**Page extract**

Start of Block

BUT (and here's where i'm losing it), when i pop some breakpoints in and step through the code (vs2010), it correctly overwrites the removed entry with the empty (but initialized!) response class and saves back to viewstate (in MySuperClassStore). perfect. every single time. until i quit the debugger, and then it stops working.

stripped down version of my classes:

public class SuperClass {
    public Guid SuperClassId { get; set; }
    public SubClassCollection ThisCollection { get; set; }
    public static SuperClass Deserialize(string s) { /* deserialize xml */ }
}
public class SubClassCollection : KeyedCollection<Guid, SubClass> {
    public void UpdateResponse(Guid id, SubClassResponse scr) {
        this[id].Response = scr;
        //this[id].Response = (!scr.IsEmpty) ? scr : new SubClassResponse();
        //** seriously?!? that didn't fix it?

End of Block

**The problem**
From the viewstate debugging post, extract the part that opens with the words "BUT (and here's" and closes with "didn't fix it?". The entries that come next are from a different source than the viewstate debugging post.

**Excerpted data**
Start of Block

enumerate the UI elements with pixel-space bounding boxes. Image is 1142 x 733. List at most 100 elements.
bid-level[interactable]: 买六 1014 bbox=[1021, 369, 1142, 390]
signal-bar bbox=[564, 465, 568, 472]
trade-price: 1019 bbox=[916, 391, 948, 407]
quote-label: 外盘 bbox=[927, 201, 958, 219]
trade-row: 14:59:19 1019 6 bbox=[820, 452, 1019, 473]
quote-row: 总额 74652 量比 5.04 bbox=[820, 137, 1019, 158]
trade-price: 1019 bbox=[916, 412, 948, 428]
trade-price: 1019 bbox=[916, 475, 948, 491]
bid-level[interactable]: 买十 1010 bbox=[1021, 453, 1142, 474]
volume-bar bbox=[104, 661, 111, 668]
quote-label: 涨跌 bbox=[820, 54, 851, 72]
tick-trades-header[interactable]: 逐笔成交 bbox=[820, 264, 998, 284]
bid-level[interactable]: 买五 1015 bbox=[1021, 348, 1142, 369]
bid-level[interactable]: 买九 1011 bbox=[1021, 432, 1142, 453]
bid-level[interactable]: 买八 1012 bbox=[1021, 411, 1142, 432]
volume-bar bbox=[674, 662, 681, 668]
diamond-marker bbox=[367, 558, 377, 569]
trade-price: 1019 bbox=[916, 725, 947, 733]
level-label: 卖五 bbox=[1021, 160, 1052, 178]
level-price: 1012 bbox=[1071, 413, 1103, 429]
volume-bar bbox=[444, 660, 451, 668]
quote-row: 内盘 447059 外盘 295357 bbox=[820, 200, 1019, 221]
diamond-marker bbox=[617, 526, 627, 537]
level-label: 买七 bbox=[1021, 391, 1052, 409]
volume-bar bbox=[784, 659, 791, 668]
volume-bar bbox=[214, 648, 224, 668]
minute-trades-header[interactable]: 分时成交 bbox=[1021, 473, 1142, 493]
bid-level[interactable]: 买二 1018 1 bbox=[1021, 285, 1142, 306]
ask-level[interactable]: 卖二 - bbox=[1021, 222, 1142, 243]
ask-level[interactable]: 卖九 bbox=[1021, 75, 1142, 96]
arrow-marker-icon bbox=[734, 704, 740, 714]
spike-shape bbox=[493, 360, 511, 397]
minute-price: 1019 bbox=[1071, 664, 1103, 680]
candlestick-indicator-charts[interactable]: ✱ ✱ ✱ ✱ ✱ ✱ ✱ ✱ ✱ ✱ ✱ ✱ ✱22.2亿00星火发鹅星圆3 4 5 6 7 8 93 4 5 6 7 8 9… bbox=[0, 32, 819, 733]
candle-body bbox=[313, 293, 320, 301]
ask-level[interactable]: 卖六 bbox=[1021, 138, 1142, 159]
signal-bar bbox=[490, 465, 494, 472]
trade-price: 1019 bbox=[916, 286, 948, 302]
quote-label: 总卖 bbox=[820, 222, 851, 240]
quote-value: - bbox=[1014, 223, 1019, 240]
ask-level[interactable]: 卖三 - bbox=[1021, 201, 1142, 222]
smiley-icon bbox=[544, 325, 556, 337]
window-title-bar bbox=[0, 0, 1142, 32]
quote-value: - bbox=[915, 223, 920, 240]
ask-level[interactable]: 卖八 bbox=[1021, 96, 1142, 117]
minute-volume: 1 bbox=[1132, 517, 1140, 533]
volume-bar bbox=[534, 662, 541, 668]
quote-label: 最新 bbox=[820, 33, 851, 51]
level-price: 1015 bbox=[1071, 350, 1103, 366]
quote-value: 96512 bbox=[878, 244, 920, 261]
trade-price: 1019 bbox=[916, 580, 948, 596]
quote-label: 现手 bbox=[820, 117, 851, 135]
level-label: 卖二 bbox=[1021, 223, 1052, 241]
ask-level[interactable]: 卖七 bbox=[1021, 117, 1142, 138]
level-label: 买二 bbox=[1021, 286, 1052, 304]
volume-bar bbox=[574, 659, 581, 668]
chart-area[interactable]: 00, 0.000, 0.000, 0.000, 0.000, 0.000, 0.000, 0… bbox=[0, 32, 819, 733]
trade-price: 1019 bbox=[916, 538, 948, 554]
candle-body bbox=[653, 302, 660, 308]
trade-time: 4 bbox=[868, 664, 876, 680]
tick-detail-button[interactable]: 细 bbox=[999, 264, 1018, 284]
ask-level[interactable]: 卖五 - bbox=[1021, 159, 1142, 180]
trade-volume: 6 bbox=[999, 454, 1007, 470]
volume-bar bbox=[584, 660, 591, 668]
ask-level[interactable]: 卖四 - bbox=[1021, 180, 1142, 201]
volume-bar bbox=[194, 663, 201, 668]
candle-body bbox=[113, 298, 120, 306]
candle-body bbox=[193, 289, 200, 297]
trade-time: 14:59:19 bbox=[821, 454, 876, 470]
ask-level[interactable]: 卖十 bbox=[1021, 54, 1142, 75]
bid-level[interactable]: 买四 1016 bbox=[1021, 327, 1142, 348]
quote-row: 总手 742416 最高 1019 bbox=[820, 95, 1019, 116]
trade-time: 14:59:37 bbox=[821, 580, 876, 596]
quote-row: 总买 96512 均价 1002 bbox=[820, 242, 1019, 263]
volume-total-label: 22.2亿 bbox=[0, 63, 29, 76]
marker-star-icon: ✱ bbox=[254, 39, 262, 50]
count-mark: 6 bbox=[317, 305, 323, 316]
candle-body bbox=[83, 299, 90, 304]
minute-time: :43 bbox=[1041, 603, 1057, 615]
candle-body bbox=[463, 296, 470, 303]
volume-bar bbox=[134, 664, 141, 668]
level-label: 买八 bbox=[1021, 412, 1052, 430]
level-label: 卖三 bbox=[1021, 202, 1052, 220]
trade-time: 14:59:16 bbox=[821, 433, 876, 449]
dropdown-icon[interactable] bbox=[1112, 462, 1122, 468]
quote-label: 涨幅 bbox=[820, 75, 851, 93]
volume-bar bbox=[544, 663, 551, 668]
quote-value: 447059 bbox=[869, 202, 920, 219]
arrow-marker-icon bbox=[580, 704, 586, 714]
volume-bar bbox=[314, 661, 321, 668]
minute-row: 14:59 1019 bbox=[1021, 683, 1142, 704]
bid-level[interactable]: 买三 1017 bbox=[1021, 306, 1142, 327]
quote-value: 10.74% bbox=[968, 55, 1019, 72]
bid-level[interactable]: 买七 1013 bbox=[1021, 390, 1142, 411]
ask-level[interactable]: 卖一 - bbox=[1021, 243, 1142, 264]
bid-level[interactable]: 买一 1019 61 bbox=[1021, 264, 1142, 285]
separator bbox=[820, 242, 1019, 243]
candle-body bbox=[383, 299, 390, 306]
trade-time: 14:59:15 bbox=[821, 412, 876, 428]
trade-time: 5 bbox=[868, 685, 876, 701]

End of Block

**Written solution**
BUT (and here's where i'm losing it), when i pop some breakpoints in and step through the code (vs2010), it correctly overwrites the removed entry with the empty (but initialized!) response class and saves back to viewstate (in MySuperClassStore). perfect. every single time. until i quit the debugger, and then it stops working.

stripped down version of my classes:

public class SuperClass {
    public Guid SuperClassId { get; set; }
    public SubClassCollection ThisCollection { get; set; }
    public static SuperClass Deserialize(string s) { /* deserialize xml */ }
}
public class SubClassCollection : KeyedCollection<Guid, SubClass> {
    public void UpdateResponse(Guid id, SubClassResponse scr) {
        this[id].Response = scr;
        //this[id].Response = (!scr.IsEmpty) ? scr : new SubClassResponse();
        //** seriously?!? that didn't fix it?